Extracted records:
>>
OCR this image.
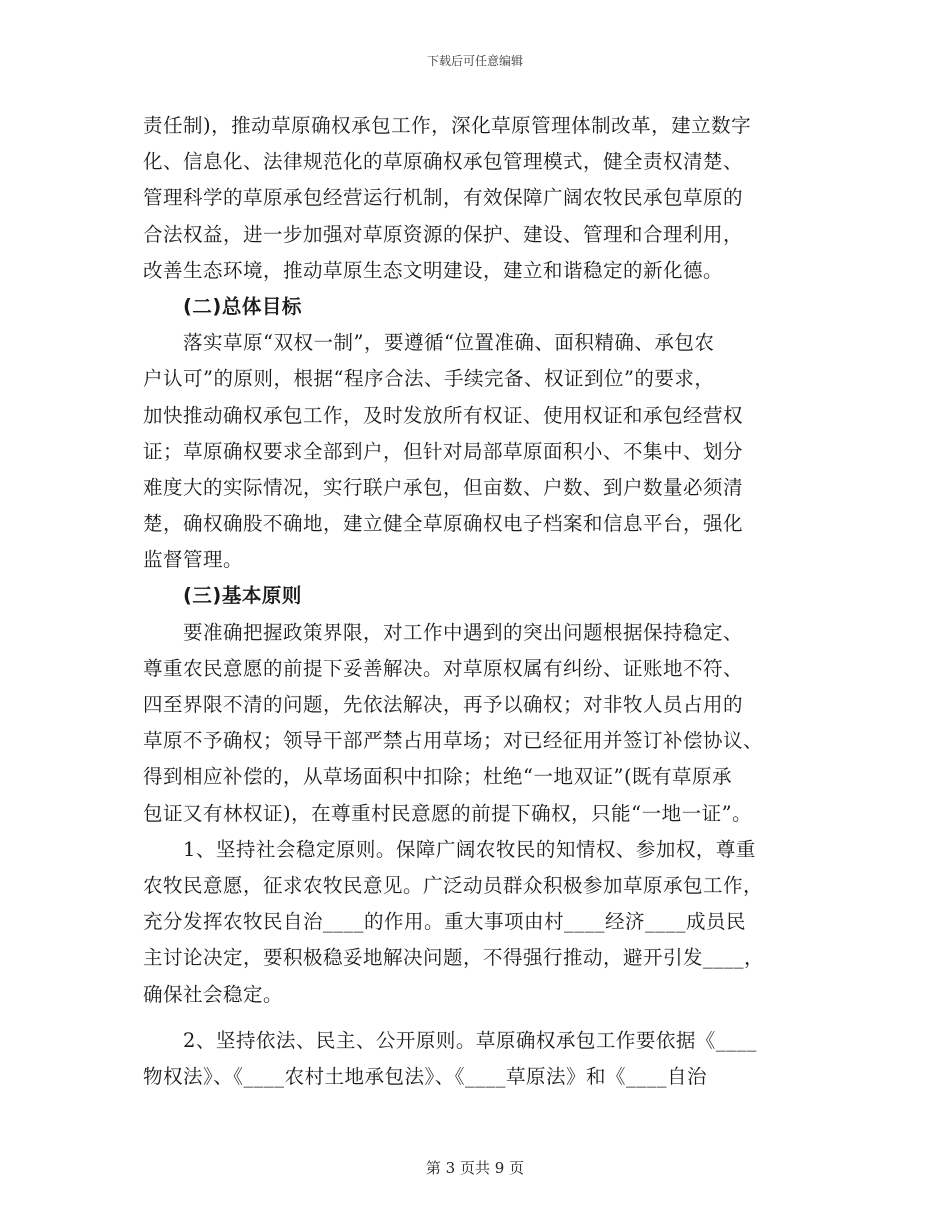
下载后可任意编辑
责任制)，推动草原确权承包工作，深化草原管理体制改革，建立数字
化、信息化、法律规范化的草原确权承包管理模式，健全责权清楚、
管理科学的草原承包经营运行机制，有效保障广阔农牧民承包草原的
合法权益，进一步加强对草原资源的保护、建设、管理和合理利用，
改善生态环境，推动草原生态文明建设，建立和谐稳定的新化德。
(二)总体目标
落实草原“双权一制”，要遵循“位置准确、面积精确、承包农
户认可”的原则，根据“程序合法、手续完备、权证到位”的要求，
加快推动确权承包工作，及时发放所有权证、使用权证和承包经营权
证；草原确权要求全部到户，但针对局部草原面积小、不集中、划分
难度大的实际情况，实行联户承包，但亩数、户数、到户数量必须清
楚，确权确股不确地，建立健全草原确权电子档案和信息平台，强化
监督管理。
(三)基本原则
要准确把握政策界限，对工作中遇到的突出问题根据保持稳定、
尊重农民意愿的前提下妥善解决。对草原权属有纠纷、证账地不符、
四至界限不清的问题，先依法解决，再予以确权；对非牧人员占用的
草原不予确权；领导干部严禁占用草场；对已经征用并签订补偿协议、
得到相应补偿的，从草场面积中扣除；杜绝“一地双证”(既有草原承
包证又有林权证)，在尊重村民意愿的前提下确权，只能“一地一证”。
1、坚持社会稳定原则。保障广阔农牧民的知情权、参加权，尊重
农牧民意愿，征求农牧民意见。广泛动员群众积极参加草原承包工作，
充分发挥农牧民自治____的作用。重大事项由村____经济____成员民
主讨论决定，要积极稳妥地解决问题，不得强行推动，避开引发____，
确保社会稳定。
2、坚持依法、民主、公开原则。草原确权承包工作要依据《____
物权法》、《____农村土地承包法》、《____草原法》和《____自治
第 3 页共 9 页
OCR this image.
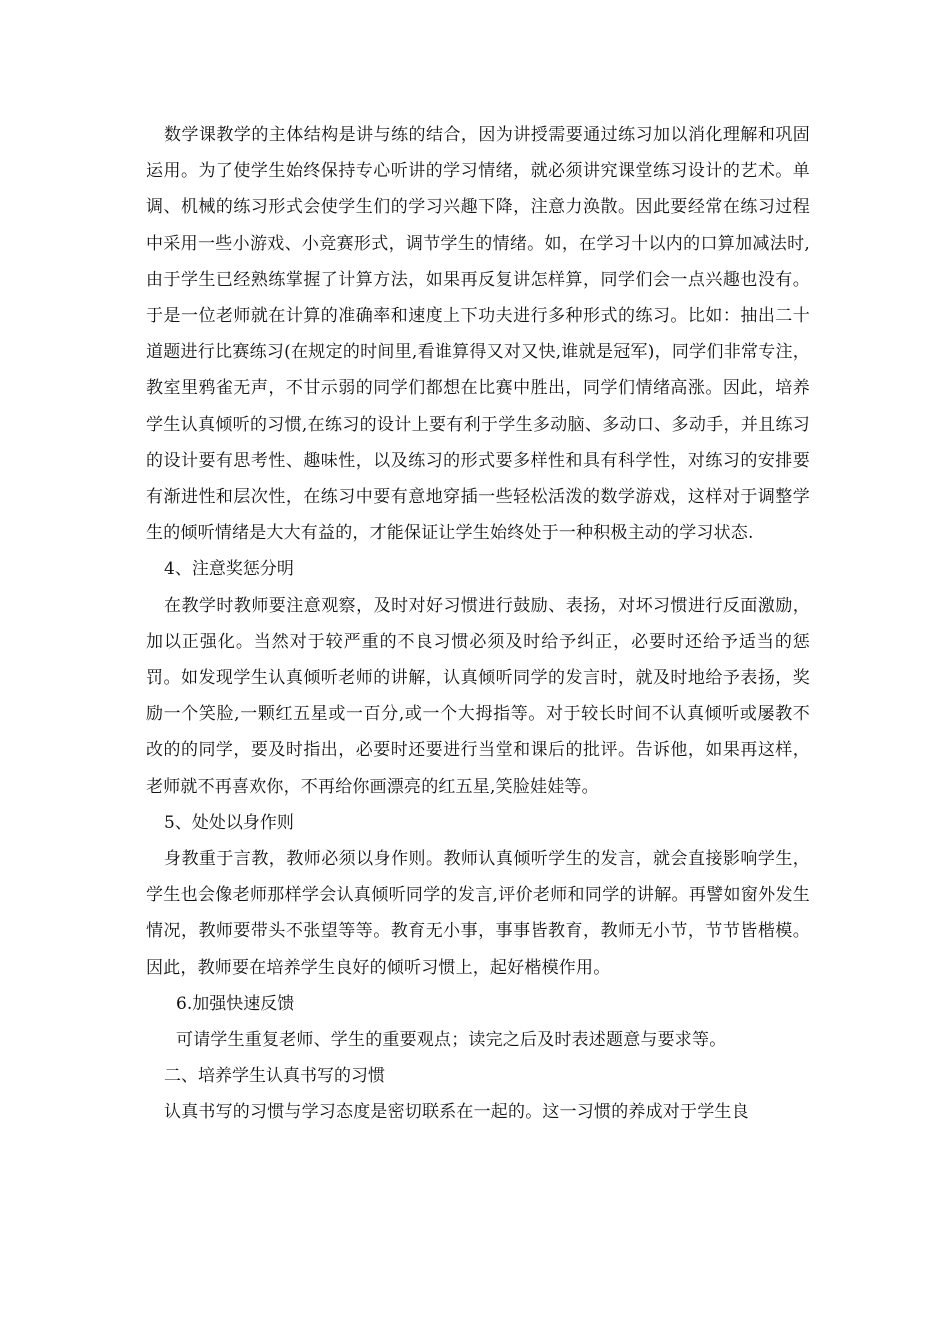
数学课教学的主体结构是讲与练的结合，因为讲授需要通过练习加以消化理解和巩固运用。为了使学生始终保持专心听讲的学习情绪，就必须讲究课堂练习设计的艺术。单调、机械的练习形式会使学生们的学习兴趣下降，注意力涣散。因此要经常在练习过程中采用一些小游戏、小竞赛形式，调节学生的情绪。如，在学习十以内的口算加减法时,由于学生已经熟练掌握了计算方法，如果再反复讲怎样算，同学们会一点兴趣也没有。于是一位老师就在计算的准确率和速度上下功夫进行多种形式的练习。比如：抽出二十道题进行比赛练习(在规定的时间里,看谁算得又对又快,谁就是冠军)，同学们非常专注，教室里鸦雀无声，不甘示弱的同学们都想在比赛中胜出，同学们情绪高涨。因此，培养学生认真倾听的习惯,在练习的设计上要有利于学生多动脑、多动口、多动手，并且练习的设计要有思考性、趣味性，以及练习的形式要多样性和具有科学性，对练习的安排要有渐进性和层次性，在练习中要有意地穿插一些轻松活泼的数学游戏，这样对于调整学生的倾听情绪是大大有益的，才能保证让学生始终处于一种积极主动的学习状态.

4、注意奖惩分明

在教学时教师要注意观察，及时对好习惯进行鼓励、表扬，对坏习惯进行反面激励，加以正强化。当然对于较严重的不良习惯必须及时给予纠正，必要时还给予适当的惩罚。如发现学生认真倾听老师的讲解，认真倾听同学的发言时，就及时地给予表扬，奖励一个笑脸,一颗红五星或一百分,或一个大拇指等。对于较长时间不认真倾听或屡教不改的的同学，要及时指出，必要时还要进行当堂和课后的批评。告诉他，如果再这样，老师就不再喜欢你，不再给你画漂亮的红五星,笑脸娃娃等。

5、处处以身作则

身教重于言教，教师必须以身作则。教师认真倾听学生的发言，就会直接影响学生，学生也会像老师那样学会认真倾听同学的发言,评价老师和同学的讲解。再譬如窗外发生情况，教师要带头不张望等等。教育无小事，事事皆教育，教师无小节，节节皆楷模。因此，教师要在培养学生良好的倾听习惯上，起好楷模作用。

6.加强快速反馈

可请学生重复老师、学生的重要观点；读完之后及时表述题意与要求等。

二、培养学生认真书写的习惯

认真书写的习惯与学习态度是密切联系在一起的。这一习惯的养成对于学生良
<<
### What the task requires
Repeat all of the entries word for word, but omit the pictures.

### Response
OCR this image.
下载后可任意编辑
责任制)，推动草原确权承包工作，深化草原管理体制改革，建立数字
化、信息化、法律规范化的草原确权承包管理模式，健全责权清楚、
管理科学的草原承包经营运行机制，有效保障广阔农牧民承包草原的
合法权益，进一步加强对草原资源的保护、建设、管理和合理利用，
改善生态环境，推动草原生态文明建设，建立和谐稳定的新化德。
(二)总体目标
落实草原“双权一制”，要遵循“位置准确、面积精确、承包农
户认可”的原则，根据“程序合法、手续完备、权证到位”的要求，
加快推动确权承包工作，及时发放所有权证、使用权证和承包经营权
证；草原确权要求全部到户，但针对局部草原面积小、不集中、划分
难度大的实际情况，实行联户承包，但亩数、户数、到户数量必须清
楚，确权确股不确地，建立健全草原确权电子档案和信息平台，强化
监督管理。
(三)基本原则
要准确把握政策界限，对工作中遇到的突出问题根据保持稳定、
尊重农民意愿的前提下妥善解决。对草原权属有纠纷、证账地不符、
四至界限不清的问题，先依法解决，再予以确权；对非牧人员占用的
草原不予确权；领导干部严禁占用草场；对已经征用并签订补偿协议、
得到相应补偿的，从草场面积中扣除；杜绝“一地双证”(既有草原承
包证又有林权证)，在尊重村民意愿的前提下确权，只能“一地一证”。
1、坚持社会稳定原则。保障广阔农牧民的知情权、参加权，尊重
农牧民意愿，征求农牧民意见。广泛动员群众积极参加草原承包工作，
充分发挥农牧民自治____的作用。重大事项由村____经济____成员民
主讨论决定，要积极稳妥地解决问题，不得强行推动，避开引发____，
确保社会稳定。
2、坚持依法、民主、公开原则。草原确权承包工作要依据《____
物权法》、《____农村土地承包法》、《____草原法》和《____自治
第 3 页共 9 页
OCR this image.
数学课教学的主体结构是讲与练的结合，因为讲授需要通过练习加以消化理解和巩固运用。为了使学生始终保持专心听讲的学习情绪，就必须讲究课堂练习设计的艺术。单调、机械的练习形式会使学生们的学习兴趣下降，注意力涣散。因此要经常在练习过程中采用一些小游戏、小竞赛形式，调节学生的情绪。如，在学习十以内的口算加减法时,由于学生已经熟练掌握了计算方法，如果再反复讲怎样算，同学们会一点兴趣也没有。于是一位老师就在计算的准确率和速度上下功夫进行多种形式的练习。比如：抽出二十道题进行比赛练习(在规定的时间里,看谁算得又对又快,谁就是冠军)，同学们非常专注，教室里鸦雀无声，不甘示弱的同学们都想在比赛中胜出，同学们情绪高涨。因此，培养学生认真倾听的习惯,在练习的设计上要有利于学生多动脑、多动口、多动手，并且练习的设计要有思考性、趣味性，以及练习的形式要多样性和具有科学性，对练习的安排要有渐进性和层次性，在练习中要有意地穿插一些轻松活泼的数学游戏，这样对于调整学生的倾听情绪是大大有益的，才能保证让学生始终处于一种积极主动的学习状态.

4、注意奖惩分明

在教学时教师要注意观察，及时对好习惯进行鼓励、表扬，对坏习惯进行反面激励，加以正强化。当然对于较严重的不良习惯必须及时给予纠正，必要时还给予适当的惩罚。如发现学生认真倾听老师的讲解，认真倾听同学的发言时，就及时地给予表扬，奖励一个笑脸,一颗红五星或一百分,或一个大拇指等。对于较长时间不认真倾听或屡教不改的的同学，要及时指出，必要时还要进行当堂和课后的批评。告诉他，如果再这样，老师就不再喜欢你，不再给你画漂亮的红五星,笑脸娃娃等。

5、处处以身作则

身教重于言教，教师必须以身作则。教师认真倾听学生的发言，就会直接影响学生，学生也会像老师那样学会认真倾听同学的发言,评价老师和同学的讲解。再譬如窗外发生情况，教师要带头不张望等等。教育无小事，事事皆教育，教师无小节，节节皆楷模。因此，教师要在培养学生良好的倾听习惯上，起好楷模作用。

6.加强快速反馈

可请学生重复老师、学生的重要观点；读完之后及时表述题意与要求等。

二、培养学生认真书写的习惯

认真书写的习惯与学习态度是密切联系在一起的。这一习惯的养成对于学生良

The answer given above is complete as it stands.